▸ **WHAT IS NEEDED**
Which lines hold the word "text"? Copy each of them.

▸ **PROVIDED ENTRIES**
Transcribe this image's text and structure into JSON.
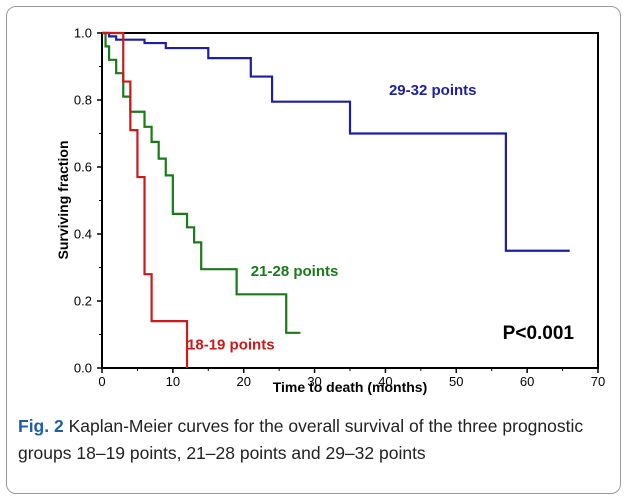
{
  "chart_data": {
    "type": "line",
    "xlabel": "Time to death (months)",
    "ylabel": "Surviving fraction",
    "xlim": [
      0,
      70
    ],
    "ylim": [
      0,
      1.0
    ],
    "x_ticks": [
      0,
      10,
      20,
      30,
      40,
      50,
      60,
      70
    ],
    "y_ticks": [
      "0.0",
      "0.2",
      "0.4",
      "0.6",
      "0.8",
      "1.0"
    ],
    "grid": false,
    "step": true,
    "annotation": "P<0.001",
    "series": [
      {
        "name": "29-32 points",
        "color": "#1e1ea0",
        "x": [
          0,
          1,
          2,
          3,
          6,
          9,
          15,
          21,
          24,
          35,
          57,
          66
        ],
        "y": [
          1.0,
          0.99,
          0.98,
          0.98,
          0.97,
          0.955,
          0.925,
          0.87,
          0.795,
          0.7,
          0.35,
          0.35
        ]
      },
      {
        "name": "21-28 points",
        "color": "#1a7a1a",
        "x": [
          0,
          0.5,
          1,
          2,
          3,
          4,
          6,
          7,
          8,
          9,
          10,
          12,
          13,
          14,
          19,
          26,
          28
        ],
        "y": [
          1.0,
          0.96,
          0.92,
          0.88,
          0.81,
          0.765,
          0.72,
          0.675,
          0.625,
          0.575,
          0.46,
          0.42,
          0.375,
          0.295,
          0.22,
          0.105,
          0.105
        ]
      },
      {
        "name": "18-19 points",
        "color": "#cc1a1a",
        "x": [
          0,
          2,
          3,
          4,
          5,
          6,
          7,
          12
        ],
        "y": [
          1.0,
          1.0,
          0.855,
          0.71,
          0.57,
          0.28,
          0.14,
          0.0
        ]
      }
    ]
  },
  "caption": {
    "label": "Fig. 2",
    "text": "Kaplan-Meier curves for the overall survival of the three prognostic groups 18–19 points, 21–28 points and 29–32 points"
  }
}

▸ **PROBLEM SOLUTION**
Transcribe this image's text and structure into JSON.
    "text": "Kaplan-Meier curves for the overall survival of the three prognostic groups 18–19 points, 21–28 points and 29–32 points"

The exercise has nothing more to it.